— start DOCUMENT —
On the list of Arcati Crisis’s mutually favorite artists I don’t know that there’s a musician that debuted within our lifetimes ranked higher than Tracy Bonham.
Tracy’s was the second concert Gina and I saw together; the first was Presidents of the United States of America. Gina and I were possibly the first people into the TLA that night, because I remember standing almost directly in front of Tracy, pressed up against the barricade, Gina intently watching her fingers on every song.
At the end of that school year, Gina decided to audition for the school talent show, and the song she decided to play and sing was “Sharks Can’t Sleep.”
I had just starred in my first play, but at the time I didn’t play guitar. Or sing, for that matter. Yet, when Gina told me about the talent show, I had an unexpected reaction – I asked if I could sing with her.
Our friends were immediately skeptical about this – not only did I not sing, but I was at some point banned from singing entirely in the basement hallway where we all ate our lunch. Suffice to say, I was not experiencing widespread support for my sudden impetus to vocalize.
However, I did have one supporter: Gina. Gina brought in her guitar so I could practice, and gave me my own verse to sing.
As murky as some of the details of this story are, my memory of auditioning for the talent show committee is crystalline. We were seated in the corner of the band room, Gina and I and our friends Lucy and Joanna, who were singing harmony. When we got to my verse I shook like a leaf, but ever-so-carefully sang “Met a star today…”
Afterwards someone on the committee said, “I didn’t know he could sing.”
— end DOCUMENT —
# [WHAT IS REQUIRED]
Write out, word for word, the portion of the talent show recollection above starting with "Tracy’s was the" and going on through "on every song.".
— start SUPPLIED DATA —
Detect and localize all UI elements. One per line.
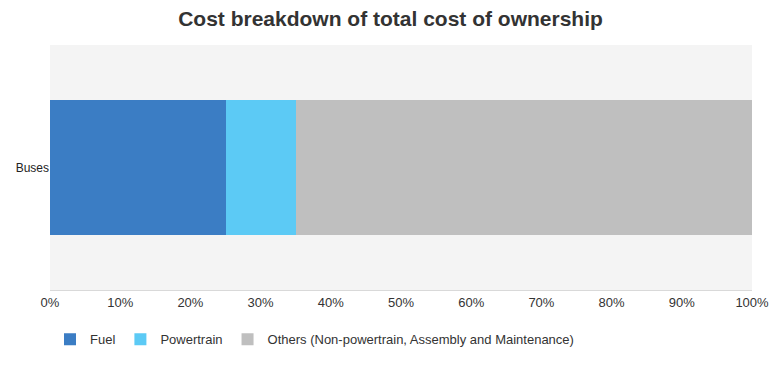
— end SUPPLIED DATA —
# [COMPLETED EXERCISE]
Tracy’s was the second concert Gina and I saw together; the first was Presidents of the United States of America. Gina and I were possibly the first people into the TLA that night, because I remember standing almost directly in front of Tracy, pressed up against the barricade, Gina intently watching her fingers on every song.